[Figure data in JSON]
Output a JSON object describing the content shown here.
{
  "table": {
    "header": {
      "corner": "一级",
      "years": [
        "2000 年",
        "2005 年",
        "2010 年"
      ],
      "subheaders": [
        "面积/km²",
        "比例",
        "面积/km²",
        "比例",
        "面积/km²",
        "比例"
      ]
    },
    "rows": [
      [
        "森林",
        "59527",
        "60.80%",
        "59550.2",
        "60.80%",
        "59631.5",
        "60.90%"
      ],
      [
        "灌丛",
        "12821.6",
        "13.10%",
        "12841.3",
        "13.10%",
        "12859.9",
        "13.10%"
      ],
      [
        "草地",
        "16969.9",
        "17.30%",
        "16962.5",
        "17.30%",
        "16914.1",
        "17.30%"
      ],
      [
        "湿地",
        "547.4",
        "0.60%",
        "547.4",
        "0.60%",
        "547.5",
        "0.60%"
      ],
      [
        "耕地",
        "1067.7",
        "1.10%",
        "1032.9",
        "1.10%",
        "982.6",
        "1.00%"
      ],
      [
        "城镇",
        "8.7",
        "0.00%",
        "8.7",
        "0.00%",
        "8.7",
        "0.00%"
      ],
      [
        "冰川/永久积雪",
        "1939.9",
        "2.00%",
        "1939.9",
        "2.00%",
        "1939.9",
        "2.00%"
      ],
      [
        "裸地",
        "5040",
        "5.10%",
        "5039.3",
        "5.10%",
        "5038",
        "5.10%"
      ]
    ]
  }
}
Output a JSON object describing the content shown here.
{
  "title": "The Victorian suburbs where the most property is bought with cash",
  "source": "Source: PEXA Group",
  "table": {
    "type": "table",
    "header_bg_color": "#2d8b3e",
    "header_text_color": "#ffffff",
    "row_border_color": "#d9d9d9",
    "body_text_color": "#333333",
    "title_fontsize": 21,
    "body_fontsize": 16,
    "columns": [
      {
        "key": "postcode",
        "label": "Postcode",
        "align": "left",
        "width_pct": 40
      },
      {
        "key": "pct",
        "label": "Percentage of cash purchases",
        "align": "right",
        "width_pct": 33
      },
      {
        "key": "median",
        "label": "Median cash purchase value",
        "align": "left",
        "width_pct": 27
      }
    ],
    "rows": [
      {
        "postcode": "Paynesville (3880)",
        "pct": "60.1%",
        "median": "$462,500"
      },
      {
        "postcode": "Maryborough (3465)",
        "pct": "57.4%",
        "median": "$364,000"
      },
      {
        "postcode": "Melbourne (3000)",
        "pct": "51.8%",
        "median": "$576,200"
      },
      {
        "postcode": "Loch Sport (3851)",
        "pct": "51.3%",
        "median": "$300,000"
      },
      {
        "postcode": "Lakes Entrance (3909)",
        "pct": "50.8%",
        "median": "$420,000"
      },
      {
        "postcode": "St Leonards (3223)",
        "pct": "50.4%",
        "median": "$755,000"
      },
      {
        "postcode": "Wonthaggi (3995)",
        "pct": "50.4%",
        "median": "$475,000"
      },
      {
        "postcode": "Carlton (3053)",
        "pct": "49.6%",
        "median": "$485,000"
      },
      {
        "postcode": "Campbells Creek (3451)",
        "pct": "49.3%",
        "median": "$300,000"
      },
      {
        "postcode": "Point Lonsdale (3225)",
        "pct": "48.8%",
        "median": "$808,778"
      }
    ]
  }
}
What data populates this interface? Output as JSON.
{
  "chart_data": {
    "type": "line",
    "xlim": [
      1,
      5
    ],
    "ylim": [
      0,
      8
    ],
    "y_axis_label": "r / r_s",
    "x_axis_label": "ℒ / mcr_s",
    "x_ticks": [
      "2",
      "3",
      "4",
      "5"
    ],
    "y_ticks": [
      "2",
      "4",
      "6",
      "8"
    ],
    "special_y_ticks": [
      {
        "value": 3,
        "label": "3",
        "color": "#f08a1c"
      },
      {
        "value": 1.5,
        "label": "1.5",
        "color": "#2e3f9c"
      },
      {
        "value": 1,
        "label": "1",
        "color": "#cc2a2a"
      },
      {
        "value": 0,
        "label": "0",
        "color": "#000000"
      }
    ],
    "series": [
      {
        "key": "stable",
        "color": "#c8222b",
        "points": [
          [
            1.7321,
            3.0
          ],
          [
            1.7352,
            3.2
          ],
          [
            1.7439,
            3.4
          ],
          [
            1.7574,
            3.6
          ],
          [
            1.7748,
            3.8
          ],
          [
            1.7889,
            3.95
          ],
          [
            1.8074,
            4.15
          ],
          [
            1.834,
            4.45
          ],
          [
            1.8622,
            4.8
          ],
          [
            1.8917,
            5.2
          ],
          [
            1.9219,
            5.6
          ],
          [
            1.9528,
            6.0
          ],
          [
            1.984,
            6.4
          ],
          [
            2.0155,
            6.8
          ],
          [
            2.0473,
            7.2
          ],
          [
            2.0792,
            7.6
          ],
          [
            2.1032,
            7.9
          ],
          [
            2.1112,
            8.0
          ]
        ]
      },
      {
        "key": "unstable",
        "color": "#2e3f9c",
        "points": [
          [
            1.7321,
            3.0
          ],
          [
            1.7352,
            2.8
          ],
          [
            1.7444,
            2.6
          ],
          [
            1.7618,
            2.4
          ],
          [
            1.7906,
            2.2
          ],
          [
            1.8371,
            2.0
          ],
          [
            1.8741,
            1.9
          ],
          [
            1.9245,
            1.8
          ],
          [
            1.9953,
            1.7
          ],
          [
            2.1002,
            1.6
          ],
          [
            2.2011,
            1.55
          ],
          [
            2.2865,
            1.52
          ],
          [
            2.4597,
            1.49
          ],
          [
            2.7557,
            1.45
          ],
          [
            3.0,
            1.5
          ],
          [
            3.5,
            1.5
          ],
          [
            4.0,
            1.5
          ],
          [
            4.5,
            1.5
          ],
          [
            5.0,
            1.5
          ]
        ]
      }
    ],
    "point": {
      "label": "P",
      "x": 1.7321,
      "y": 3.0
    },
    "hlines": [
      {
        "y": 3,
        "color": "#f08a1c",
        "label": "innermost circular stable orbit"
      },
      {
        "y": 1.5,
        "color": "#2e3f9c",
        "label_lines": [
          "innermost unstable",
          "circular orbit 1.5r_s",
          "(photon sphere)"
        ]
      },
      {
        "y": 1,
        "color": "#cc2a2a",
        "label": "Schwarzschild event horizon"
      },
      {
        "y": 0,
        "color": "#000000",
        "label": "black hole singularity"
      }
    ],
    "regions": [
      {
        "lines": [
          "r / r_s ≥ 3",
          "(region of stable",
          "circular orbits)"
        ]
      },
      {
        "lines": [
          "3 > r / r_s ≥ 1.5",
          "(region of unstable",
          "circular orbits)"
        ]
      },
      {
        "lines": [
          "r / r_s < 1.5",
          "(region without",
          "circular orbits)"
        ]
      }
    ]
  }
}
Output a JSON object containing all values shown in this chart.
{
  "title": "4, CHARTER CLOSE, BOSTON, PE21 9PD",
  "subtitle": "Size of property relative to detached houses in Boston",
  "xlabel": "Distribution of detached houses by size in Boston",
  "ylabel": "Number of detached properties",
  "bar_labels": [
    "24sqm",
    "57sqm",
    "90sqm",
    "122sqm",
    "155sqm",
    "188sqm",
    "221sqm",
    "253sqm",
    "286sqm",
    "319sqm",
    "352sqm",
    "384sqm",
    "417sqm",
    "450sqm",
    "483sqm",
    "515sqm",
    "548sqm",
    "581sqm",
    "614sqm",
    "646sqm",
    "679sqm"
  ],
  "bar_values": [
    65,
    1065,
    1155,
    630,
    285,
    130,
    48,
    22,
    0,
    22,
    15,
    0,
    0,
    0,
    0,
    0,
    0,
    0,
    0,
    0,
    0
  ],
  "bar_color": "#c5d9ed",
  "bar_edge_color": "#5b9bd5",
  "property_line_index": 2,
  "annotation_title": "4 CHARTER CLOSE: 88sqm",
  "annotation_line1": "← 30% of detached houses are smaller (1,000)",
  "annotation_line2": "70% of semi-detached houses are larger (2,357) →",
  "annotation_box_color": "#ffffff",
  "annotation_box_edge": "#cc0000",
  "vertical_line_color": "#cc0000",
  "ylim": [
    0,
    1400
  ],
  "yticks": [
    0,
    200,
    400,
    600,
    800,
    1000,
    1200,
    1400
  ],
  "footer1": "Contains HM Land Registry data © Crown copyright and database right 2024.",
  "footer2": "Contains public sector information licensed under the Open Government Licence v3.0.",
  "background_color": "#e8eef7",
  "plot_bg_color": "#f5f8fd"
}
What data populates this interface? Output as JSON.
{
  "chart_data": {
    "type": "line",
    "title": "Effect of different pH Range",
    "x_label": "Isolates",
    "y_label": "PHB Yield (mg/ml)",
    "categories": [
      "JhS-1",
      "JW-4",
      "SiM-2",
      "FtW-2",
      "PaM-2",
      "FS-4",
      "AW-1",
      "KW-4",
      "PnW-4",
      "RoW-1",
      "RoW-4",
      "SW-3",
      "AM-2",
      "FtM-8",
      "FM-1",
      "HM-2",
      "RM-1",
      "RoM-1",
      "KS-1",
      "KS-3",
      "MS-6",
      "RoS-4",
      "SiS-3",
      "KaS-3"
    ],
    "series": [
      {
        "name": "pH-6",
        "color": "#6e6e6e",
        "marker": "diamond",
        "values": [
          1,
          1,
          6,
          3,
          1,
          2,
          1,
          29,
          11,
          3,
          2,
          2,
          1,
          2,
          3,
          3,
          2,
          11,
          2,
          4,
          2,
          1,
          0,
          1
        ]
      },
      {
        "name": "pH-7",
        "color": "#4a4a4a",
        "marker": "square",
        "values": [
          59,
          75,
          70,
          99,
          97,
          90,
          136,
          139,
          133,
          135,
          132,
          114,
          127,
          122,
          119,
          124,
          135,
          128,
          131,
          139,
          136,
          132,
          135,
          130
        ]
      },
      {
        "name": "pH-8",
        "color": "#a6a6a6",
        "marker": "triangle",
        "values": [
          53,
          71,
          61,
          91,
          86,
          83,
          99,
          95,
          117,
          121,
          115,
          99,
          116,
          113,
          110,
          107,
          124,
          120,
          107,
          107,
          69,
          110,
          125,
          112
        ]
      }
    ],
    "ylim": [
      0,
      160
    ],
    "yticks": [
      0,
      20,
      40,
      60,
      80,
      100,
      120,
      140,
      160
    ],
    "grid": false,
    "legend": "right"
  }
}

▶ **Exercise requirements**
Collect every line from the records above that contains the word "ffffff".

▶ **Exercise output**
    "header_text_color": "#ffffff",
  "annotation_box_color": "#ffffff",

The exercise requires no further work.